Materials provided
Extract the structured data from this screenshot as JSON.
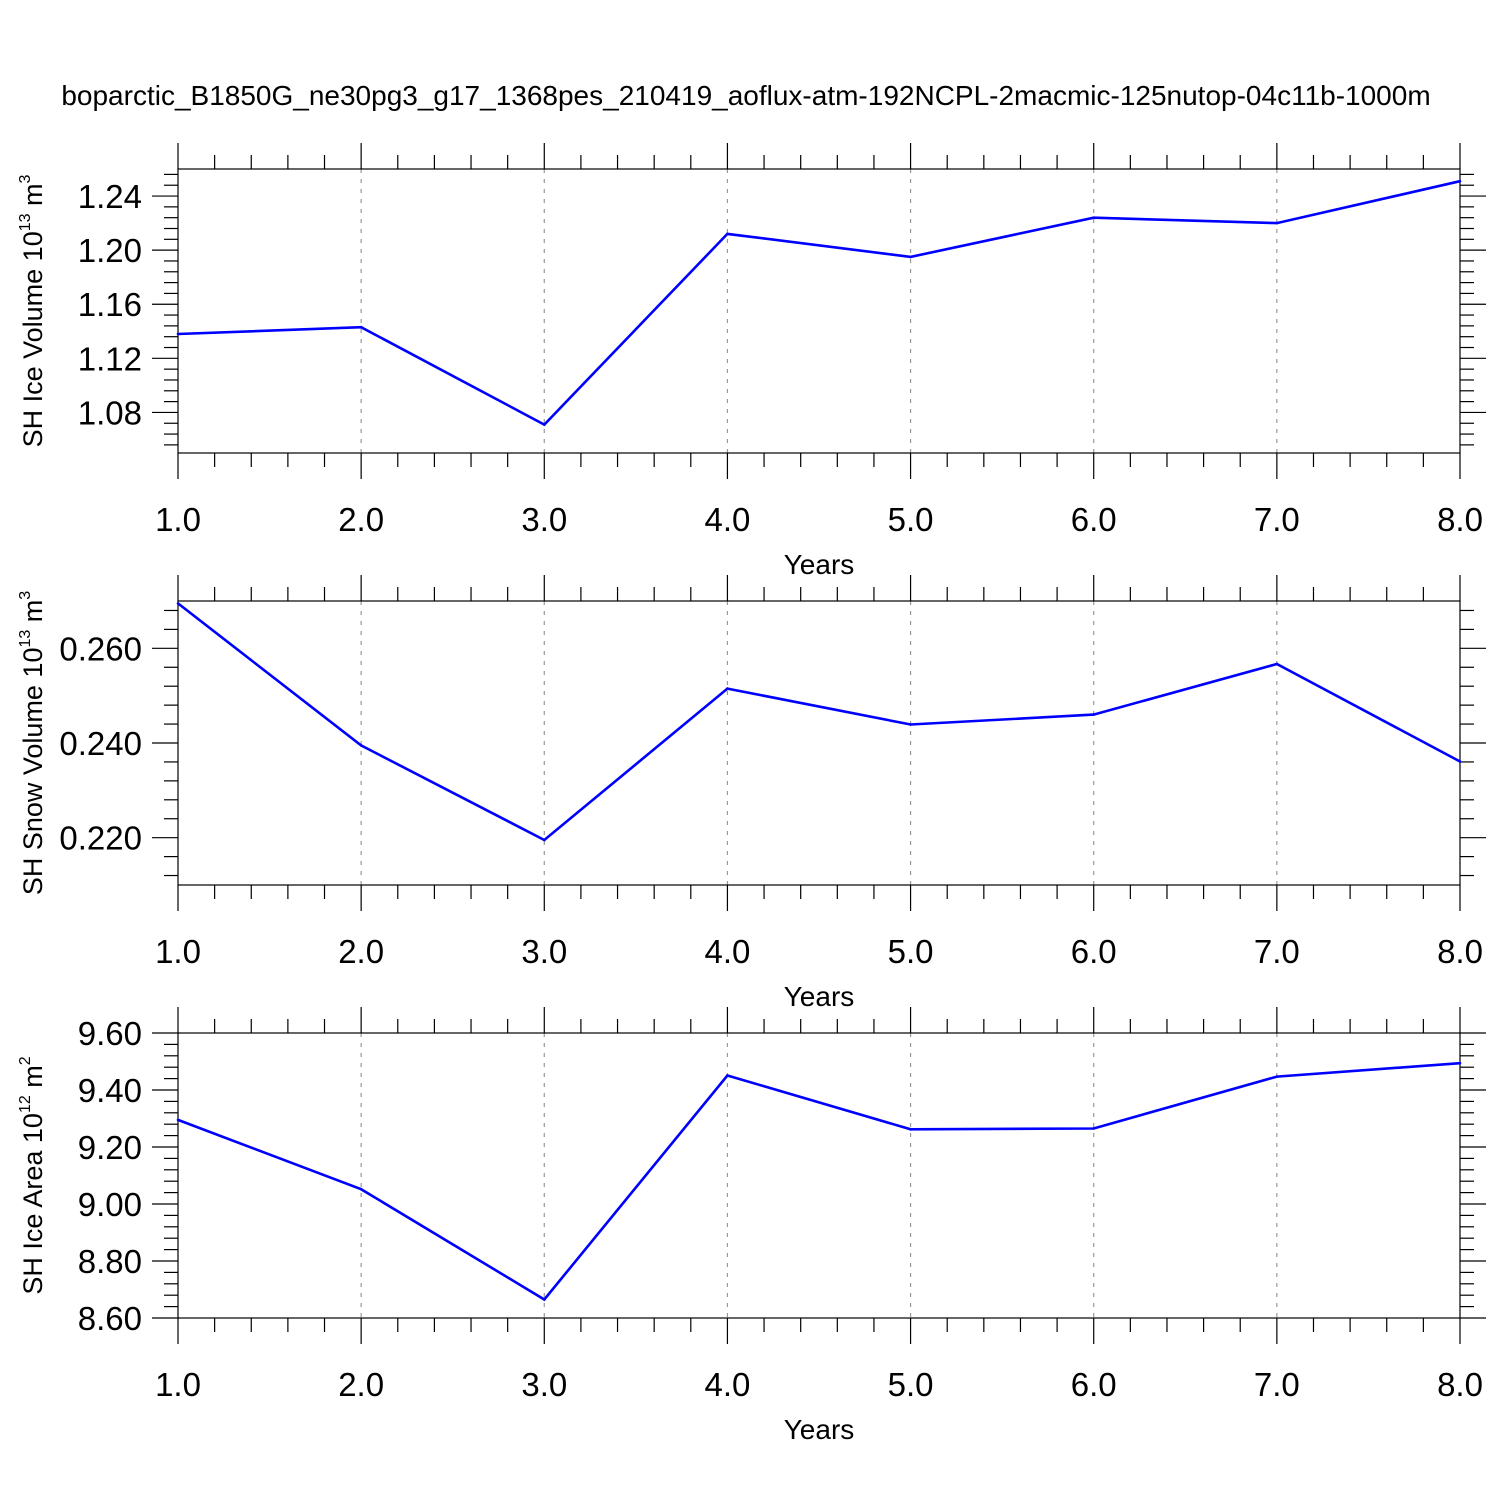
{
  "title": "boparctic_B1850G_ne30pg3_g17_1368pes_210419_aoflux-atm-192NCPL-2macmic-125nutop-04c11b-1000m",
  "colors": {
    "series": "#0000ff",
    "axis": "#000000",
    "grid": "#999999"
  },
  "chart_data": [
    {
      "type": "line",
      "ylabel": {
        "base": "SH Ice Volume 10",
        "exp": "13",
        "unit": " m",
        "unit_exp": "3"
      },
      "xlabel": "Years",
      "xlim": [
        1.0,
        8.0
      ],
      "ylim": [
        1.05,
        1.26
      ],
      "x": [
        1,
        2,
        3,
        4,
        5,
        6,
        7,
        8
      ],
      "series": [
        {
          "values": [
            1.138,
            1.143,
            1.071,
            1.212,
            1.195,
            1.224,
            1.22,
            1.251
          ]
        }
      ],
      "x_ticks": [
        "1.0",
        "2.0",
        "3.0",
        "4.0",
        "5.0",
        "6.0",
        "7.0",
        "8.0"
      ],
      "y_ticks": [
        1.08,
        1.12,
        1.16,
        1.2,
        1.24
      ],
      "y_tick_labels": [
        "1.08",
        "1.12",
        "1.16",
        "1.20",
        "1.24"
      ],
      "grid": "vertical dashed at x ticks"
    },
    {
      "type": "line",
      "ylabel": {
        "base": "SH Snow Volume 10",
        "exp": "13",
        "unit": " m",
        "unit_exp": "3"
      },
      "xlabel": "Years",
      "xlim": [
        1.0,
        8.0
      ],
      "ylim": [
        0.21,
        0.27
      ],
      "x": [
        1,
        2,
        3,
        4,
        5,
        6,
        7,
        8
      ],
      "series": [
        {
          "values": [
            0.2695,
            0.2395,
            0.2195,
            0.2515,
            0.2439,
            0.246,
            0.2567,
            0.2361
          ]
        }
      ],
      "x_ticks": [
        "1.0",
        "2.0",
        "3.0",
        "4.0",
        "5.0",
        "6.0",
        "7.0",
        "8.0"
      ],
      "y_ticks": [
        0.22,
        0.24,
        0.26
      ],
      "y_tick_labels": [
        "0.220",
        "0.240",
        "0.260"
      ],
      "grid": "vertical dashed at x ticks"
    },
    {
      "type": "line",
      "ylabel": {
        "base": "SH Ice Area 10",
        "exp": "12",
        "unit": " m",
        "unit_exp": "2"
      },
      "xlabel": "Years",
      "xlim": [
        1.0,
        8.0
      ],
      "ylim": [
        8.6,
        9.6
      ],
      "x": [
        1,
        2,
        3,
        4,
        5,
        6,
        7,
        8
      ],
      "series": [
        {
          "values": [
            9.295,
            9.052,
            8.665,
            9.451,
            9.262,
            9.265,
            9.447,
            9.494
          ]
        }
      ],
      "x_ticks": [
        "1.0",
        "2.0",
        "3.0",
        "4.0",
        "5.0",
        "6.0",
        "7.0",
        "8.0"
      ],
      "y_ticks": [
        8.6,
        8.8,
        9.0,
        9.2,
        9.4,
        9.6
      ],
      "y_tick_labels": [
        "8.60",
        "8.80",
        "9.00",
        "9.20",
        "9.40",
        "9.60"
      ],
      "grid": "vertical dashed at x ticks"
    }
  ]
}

Set exercise
Each entry should be repeated exactly as it appears; the pictures stay out.

Task response
Extract the structured data from this screenshot as JSON.
{
  "title": "boparctic_B1850G_ne30pg3_g17_1368pes_210419_aoflux-atm-192NCPL-2macmic-125nutop-04c11b-1000m",
  "colors": {
    "series": "#0000ff",
    "axis": "#000000",
    "grid": "#999999"
  },
  "chart_data": [
    {
      "type": "line",
      "ylabel": {
        "base": "SH Ice Volume 10",
        "exp": "13",
        "unit": " m",
        "unit_exp": "3"
      },
      "xlabel": "Years",
      "xlim": [
        1.0,
        8.0
      ],
      "ylim": [
        1.05,
        1.26
      ],
      "x": [
        1,
        2,
        3,
        4,
        5,
        6,
        7,
        8
      ],
      "series": [
        {
          "values": [
            1.138,
            1.143,
            1.071,
            1.212,
            1.195,
            1.224,
            1.22,
            1.251
          ]
        }
      ],
      "x_ticks": [
        "1.0",
        "2.0",
        "3.0",
        "4.0",
        "5.0",
        "6.0",
        "7.0",
        "8.0"
      ],
      "y_ticks": [
        1.08,
        1.12,
        1.16,
        1.2,
        1.24
      ],
      "y_tick_labels": [
        "1.08",
        "1.12",
        "1.16",
        "1.20",
        "1.24"
      ],
      "grid": "vertical dashed at x ticks"
    },
    {
      "type": "line",
      "ylabel": {
        "base": "SH Snow Volume 10",
        "exp": "13",
        "unit": " m",
        "unit_exp": "3"
      },
      "xlabel": "Years",
      "xlim": [
        1.0,
        8.0
      ],
      "ylim": [
        0.21,
        0.27
      ],
      "x": [
        1,
        2,
        3,
        4,
        5,
        6,
        7,
        8
      ],
      "series": [
        {
          "values": [
            0.2695,
            0.2395,
            0.2195,
            0.2515,
            0.2439,
            0.246,
            0.2567,
            0.2361
          ]
        }
      ],
      "x_ticks": [
        "1.0",
        "2.0",
        "3.0",
        "4.0",
        "5.0",
        "6.0",
        "7.0",
        "8.0"
      ],
      "y_ticks": [
        0.22,
        0.24,
        0.26
      ],
      "y_tick_labels": [
        "0.220",
        "0.240",
        "0.260"
      ],
      "grid": "vertical dashed at x ticks"
    },
    {
      "type": "line",
      "ylabel": {
        "base": "SH Ice Area 10",
        "exp": "12",
        "unit": " m",
        "unit_exp": "2"
      },
      "xlabel": "Years",
      "xlim": [
        1.0,
        8.0
      ],
      "ylim": [
        8.6,
        9.6
      ],
      "x": [
        1,
        2,
        3,
        4,
        5,
        6,
        7,
        8
      ],
      "series": [
        {
          "values": [
            9.295,
            9.052,
            8.665,
            9.451,
            9.262,
            9.265,
            9.447,
            9.494
          ]
        }
      ],
      "x_ticks": [
        "1.0",
        "2.0",
        "3.0",
        "4.0",
        "5.0",
        "6.0",
        "7.0",
        "8.0"
      ],
      "y_ticks": [
        8.6,
        8.8,
        9.0,
        9.2,
        9.4,
        9.6
      ],
      "y_tick_labels": [
        "8.60",
        "8.80",
        "9.00",
        "9.20",
        "9.40",
        "9.60"
      ],
      "grid": "vertical dashed at x ticks"
    }
  ]
}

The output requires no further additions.